Every entry needs to be printed exactly, please.

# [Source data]
------------------------
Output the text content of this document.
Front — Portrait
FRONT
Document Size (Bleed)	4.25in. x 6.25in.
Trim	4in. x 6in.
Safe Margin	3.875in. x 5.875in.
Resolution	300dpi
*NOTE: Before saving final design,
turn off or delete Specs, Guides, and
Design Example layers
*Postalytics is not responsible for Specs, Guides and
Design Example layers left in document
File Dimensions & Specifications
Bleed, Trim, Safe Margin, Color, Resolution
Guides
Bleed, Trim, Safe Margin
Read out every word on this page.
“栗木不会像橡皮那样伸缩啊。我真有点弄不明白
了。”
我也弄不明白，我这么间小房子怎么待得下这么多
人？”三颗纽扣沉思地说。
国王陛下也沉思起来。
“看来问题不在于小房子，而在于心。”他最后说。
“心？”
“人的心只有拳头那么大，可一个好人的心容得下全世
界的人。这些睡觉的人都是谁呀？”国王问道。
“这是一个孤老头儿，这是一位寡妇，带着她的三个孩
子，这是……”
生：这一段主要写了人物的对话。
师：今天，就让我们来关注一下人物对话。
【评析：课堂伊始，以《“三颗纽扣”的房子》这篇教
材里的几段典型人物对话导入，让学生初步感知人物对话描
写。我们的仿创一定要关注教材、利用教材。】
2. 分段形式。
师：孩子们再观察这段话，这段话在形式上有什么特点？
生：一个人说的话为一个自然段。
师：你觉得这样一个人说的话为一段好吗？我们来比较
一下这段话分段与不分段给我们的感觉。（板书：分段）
------------------------
# [Exercise answer]
Output the text content of this document.
Front — Portrait
FRONT
Document Size (Bleed)	4.25in. x 6.25in.
Trim	4in. x 6in.
Safe Margin	3.875in. x 5.875in.
Resolution	300dpi
*NOTE: Before saving final design,
turn off or delete Specs, Guides, and
Design Example layers
*Postalytics is not responsible for Specs, Guides and
Design Example layers left in document
File Dimensions & Specifications
Bleed, Trim, Safe Margin, Color, Resolution
Guides
Bleed, Trim, Safe Margin
Read out every word on this page.
“栗木不会像橡皮那样伸缩啊。我真有点弄不明白
了。”
我也弄不明白，我这么间小房子怎么待得下这么多
人？”三颗纽扣沉思地说。
国王陛下也沉思起来。
“看来问题不在于小房子，而在于心。”他最后说。
“心？”
“人的心只有拳头那么大，可一个好人的心容得下全世
界的人。这些睡觉的人都是谁呀？”国王问道。
“这是一个孤老头儿，这是一位寡妇，带着她的三个孩
子，这是……”
生：这一段主要写了人物的对话。
师：今天，就让我们来关注一下人物对话。
【评析：课堂伊始，以《“三颗纽扣”的房子》这篇教
材里的几段典型人物对话导入，让学生初步感知人物对话描
写。我们的仿创一定要关注教材、利用教材。】
2. 分段形式。
师：孩子们再观察这段话，这段话在形式上有什么特点？
生：一个人说的话为一个自然段。
师：你觉得这样一个人说的话为一段好吗？我们来比较
一下这段话分段与不分段给我们的感觉。（板书：分段）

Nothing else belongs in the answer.